**Exercise directions:** Give back all the data exactly, line by line.

(Dataset entries)
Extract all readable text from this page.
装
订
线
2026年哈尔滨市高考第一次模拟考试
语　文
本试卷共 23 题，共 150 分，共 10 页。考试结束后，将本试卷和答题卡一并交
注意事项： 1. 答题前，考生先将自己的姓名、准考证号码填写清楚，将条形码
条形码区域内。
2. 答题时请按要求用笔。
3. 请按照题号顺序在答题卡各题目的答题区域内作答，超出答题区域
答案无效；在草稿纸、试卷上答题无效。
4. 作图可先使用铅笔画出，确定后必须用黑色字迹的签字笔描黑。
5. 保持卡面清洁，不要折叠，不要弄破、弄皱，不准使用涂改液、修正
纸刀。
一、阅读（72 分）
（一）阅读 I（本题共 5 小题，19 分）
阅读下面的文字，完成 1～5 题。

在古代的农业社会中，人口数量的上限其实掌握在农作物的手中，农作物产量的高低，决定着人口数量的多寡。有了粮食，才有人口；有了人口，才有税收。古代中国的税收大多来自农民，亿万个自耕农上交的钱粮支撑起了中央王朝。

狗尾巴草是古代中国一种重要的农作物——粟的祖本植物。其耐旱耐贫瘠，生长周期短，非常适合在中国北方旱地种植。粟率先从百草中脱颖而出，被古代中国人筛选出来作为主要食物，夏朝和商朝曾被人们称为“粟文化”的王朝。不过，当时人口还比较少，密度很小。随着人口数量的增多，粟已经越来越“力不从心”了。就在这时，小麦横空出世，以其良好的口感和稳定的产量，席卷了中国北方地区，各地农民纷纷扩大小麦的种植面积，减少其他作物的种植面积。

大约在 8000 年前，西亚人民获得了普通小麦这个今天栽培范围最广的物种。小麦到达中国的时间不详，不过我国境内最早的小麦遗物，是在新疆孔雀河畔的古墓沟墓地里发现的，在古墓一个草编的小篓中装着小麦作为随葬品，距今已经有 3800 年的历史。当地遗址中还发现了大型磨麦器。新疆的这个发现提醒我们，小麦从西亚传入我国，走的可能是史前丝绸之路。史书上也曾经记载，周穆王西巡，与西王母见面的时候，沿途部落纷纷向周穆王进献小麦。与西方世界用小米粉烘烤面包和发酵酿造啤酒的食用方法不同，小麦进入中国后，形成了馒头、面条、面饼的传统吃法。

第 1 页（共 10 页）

**Solution to this problem:**
Extract all readable text from this page.
装
订
线
2026年哈尔滨市高考第一次模拟考试
语　文
本试卷共 23 题，共 150 分，共 10 页。考试结束后，将本试卷和答题卡一并交
注意事项： 1. 答题前，考生先将自己的姓名、准考证号码填写清楚，将条形码
条形码区域内。
2. 答题时请按要求用笔。
3. 请按照题号顺序在答题卡各题目的答题区域内作答，超出答题区域
答案无效；在草稿纸、试卷上答题无效。
4. 作图可先使用铅笔画出，确定后必须用黑色字迹的签字笔描黑。
5. 保持卡面清洁，不要折叠，不要弄破、弄皱，不准使用涂改液、修正
纸刀。
一、阅读（72 分）
（一）阅读 I（本题共 5 小题，19 分）
阅读下面的文字，完成 1～5 题。

在古代的农业社会中，人口数量的上限其实掌握在农作物的手中，农作物产量的高低，决定着人口数量的多寡。有了粮食，才有人口；有了人口，才有税收。古代中国的税收大多来自农民，亿万个自耕农上交的钱粮支撑起了中央王朝。

狗尾巴草是古代中国一种重要的农作物——粟的祖本植物。其耐旱耐贫瘠，生长周期短，非常适合在中国北方旱地种植。粟率先从百草中脱颖而出，被古代中国人筛选出来作为主要食物，夏朝和商朝曾被人们称为“粟文化”的王朝。不过，当时人口还比较少，密度很小。随着人口数量的增多，粟已经越来越“力不从心”了。就在这时，小麦横空出世，以其良好的口感和稳定的产量，席卷了中国北方地区，各地农民纷纷扩大小麦的种植面积，减少其他作物的种植面积。

大约在 8000 年前，西亚人民获得了普通小麦这个今天栽培范围最广的物种。小麦到达中国的时间不详，不过我国境内最早的小麦遗物，是在新疆孔雀河畔的古墓沟墓地里发现的，在古墓一个草编的小篓中装着小麦作为随葬品，距今已经有 3800 年的历史。当地遗址中还发现了大型磨麦器。新疆的这个发现提醒我们，小麦从西亚传入我国，走的可能是史前丝绸之路。史书上也曾经记载，周穆王西巡，与西王母见面的时候，沿途部落纷纷向周穆王进献小麦。与西方世界用小米粉烘烤面包和发酵酿造啤酒的食用方法不同，小麦进入中国后，形成了馒头、面条、面饼的传统吃法。

第 1 页（共 10 页）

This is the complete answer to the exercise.